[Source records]
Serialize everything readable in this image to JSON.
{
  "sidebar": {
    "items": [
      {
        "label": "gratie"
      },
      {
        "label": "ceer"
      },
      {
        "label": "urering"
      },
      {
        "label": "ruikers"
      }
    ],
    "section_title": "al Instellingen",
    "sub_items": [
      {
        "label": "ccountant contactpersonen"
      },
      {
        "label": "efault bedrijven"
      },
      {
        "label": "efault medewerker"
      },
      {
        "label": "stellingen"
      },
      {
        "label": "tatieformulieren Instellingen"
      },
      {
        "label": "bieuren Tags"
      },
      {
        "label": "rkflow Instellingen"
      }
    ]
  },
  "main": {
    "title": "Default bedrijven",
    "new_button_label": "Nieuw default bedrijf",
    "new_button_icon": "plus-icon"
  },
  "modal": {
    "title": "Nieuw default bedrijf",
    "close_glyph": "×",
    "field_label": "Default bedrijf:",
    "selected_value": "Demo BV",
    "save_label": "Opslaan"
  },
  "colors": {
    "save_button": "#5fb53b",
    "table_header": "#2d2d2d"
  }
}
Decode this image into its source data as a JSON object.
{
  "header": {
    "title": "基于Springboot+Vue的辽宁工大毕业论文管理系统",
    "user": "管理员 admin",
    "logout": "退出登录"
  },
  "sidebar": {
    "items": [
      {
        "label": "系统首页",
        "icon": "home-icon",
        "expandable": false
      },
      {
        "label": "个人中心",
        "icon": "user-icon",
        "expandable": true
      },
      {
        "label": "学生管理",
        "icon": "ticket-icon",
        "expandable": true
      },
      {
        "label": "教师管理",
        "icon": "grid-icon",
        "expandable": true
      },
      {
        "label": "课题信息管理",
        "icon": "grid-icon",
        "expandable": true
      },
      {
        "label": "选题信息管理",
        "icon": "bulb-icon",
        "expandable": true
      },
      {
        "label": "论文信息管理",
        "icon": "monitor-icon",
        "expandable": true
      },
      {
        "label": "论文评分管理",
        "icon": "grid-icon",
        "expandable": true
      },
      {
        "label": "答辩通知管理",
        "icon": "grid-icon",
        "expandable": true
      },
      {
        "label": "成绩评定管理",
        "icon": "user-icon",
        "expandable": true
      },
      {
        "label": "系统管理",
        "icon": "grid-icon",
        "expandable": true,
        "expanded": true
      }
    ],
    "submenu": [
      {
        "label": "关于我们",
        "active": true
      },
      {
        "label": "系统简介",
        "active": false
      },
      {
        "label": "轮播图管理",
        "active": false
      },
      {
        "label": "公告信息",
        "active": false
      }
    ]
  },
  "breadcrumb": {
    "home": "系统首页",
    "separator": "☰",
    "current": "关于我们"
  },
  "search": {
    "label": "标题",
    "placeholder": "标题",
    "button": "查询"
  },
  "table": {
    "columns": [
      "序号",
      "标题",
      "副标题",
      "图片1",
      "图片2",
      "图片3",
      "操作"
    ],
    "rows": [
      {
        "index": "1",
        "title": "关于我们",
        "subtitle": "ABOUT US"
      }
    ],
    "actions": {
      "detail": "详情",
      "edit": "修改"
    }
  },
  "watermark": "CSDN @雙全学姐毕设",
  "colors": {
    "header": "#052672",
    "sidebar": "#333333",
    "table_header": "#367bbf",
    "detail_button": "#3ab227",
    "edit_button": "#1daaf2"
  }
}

▸ **Your instructions**
Look through the lines above and collect those with the word "bedrijven".

▸ **Solution to this task**
        "label": "efault bedrijven"
    "title": "Default bedrijven",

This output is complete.